Lines of data:
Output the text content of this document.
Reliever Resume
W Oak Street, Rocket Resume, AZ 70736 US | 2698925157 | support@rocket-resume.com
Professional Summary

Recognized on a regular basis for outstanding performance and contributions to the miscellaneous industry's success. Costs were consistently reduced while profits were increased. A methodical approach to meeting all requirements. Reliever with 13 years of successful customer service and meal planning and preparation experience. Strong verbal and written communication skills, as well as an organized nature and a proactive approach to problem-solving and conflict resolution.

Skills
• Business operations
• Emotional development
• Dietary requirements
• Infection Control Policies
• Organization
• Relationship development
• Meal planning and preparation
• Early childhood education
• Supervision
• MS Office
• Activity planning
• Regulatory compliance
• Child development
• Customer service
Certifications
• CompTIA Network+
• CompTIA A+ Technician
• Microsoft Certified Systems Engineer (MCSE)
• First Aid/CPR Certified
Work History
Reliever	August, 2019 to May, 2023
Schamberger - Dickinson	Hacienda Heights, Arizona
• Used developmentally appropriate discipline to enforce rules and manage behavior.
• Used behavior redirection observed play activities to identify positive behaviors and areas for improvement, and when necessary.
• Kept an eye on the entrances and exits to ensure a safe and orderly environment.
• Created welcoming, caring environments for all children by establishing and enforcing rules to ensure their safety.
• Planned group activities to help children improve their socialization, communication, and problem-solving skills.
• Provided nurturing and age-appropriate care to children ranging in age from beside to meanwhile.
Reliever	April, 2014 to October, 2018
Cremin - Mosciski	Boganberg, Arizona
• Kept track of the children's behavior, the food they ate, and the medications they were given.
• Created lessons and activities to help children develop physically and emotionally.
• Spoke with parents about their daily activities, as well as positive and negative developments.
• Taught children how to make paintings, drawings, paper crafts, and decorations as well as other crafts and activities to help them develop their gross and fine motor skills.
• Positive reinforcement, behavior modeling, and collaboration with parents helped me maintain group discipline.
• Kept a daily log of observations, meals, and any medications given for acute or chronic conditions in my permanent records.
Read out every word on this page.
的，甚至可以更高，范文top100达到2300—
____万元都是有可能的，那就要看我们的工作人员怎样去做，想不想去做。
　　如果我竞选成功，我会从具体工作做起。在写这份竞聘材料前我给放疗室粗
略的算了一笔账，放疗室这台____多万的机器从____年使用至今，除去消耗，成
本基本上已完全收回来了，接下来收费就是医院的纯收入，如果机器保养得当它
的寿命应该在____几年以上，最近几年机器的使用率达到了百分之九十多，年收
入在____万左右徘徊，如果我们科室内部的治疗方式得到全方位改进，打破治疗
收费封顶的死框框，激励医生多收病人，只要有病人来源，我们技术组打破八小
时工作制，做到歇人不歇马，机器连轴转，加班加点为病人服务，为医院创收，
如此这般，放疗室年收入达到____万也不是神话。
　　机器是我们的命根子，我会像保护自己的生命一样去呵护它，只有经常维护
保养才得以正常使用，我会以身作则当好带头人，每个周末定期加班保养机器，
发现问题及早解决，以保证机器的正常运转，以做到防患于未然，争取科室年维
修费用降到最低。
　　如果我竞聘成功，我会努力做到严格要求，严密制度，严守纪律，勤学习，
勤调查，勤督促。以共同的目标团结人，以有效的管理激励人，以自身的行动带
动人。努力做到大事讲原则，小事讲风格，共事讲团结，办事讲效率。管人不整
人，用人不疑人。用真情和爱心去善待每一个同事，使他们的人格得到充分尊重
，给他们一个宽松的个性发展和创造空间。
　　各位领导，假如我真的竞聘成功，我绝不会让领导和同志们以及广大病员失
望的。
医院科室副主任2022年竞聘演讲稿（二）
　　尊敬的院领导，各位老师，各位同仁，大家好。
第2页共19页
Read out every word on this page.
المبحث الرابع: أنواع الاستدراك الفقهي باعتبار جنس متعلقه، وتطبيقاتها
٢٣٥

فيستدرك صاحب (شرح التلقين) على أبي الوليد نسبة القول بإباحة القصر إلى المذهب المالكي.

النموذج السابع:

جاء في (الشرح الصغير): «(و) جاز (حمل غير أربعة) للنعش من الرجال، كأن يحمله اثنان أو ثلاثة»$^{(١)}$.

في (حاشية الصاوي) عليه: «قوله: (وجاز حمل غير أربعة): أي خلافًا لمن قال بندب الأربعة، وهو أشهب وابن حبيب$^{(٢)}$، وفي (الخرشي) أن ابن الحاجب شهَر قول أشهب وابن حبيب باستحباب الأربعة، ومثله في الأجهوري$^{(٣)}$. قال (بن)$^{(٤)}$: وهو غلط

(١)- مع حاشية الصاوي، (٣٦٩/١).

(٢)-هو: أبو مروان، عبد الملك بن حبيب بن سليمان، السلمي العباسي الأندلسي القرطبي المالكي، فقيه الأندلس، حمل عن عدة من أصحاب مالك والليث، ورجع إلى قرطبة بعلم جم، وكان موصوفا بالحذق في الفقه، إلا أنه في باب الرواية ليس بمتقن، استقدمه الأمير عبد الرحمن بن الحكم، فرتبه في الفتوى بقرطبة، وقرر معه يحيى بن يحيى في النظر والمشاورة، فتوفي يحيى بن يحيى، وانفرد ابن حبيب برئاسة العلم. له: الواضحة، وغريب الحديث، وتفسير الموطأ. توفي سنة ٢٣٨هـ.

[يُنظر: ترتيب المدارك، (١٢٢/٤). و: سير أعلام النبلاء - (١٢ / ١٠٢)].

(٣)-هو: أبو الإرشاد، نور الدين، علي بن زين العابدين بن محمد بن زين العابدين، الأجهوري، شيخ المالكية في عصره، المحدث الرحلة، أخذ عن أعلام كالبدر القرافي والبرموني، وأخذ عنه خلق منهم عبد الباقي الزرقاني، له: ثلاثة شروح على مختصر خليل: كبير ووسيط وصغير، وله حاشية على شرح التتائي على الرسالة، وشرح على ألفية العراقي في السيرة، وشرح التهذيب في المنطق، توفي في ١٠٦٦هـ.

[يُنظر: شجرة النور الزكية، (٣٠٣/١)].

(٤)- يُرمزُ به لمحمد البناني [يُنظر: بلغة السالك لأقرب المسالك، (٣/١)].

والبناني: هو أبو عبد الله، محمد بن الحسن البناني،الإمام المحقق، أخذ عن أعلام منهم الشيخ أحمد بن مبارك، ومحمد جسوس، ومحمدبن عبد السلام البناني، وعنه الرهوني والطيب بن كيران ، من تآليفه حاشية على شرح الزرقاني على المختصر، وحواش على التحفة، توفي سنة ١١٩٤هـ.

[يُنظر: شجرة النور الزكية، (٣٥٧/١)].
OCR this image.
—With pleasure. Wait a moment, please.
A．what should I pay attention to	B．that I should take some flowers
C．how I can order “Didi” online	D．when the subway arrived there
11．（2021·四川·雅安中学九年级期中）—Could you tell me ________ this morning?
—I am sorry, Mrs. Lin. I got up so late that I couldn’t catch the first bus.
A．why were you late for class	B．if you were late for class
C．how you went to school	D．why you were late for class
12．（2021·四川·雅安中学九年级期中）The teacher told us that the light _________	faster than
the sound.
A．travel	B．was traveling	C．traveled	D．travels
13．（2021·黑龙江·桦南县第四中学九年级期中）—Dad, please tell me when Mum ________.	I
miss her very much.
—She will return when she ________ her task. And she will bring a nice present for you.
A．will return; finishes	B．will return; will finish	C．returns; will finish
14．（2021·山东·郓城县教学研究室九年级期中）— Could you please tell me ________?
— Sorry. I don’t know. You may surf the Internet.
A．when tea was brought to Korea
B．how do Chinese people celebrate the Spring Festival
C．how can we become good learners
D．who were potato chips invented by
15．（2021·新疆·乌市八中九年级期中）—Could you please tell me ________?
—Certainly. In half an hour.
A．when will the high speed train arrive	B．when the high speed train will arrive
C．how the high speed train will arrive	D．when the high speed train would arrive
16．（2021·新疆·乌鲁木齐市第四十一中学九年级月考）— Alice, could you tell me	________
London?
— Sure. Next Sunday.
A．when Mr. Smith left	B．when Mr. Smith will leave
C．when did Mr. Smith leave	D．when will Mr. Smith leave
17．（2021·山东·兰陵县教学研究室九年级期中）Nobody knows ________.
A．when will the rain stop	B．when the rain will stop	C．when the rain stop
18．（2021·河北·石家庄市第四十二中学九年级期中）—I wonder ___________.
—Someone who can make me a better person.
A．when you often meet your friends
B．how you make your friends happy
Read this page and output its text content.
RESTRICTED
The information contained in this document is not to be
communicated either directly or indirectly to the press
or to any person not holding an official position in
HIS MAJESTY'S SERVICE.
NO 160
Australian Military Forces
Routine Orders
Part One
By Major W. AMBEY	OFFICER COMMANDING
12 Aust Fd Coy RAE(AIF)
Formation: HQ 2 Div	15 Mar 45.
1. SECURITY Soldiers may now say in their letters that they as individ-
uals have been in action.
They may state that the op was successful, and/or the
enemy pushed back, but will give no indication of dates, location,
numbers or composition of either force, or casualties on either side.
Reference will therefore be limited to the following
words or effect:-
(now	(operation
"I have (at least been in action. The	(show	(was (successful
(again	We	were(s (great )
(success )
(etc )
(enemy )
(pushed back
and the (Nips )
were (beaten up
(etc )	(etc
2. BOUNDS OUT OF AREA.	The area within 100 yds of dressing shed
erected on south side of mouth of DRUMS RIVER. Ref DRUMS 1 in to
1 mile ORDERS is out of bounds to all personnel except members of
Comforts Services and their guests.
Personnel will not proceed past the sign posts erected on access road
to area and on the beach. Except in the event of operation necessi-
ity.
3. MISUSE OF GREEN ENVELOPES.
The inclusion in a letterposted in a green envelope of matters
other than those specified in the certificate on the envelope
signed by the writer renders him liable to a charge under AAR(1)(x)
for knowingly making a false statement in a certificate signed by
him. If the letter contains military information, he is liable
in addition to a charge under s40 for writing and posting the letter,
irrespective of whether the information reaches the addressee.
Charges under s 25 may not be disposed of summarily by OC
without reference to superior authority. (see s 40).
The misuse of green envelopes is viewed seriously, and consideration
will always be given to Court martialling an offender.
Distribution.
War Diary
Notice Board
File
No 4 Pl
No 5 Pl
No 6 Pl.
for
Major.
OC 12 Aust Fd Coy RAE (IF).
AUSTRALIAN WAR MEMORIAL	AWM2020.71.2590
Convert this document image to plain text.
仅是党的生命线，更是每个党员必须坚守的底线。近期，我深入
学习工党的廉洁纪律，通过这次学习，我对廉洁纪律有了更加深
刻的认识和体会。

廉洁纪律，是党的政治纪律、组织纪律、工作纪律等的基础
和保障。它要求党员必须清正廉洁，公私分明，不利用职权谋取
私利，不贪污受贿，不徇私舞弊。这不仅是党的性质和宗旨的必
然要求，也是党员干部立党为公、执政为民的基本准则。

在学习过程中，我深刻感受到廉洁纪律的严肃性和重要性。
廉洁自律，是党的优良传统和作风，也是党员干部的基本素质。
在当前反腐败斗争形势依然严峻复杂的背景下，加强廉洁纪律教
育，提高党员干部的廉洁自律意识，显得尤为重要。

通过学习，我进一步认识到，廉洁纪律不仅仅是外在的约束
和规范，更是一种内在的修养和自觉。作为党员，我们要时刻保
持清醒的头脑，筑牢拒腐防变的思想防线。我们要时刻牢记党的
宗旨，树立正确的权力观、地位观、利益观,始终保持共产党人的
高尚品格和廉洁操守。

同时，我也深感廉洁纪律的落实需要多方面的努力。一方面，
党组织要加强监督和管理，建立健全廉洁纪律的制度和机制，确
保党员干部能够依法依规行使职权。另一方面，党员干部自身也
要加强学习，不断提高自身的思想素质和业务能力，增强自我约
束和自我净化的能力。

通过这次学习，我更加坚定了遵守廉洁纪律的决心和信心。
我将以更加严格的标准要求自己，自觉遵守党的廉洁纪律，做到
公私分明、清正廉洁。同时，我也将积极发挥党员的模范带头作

▸ Your instructions
Select all lines in the listing above where the word "high" appears, and show them.

▸ Solution for this exercise
A．when will the high speed train arrive	B．when the high speed train will arrive
C．how the high speed train will arrive	D．when the high speed train would arrive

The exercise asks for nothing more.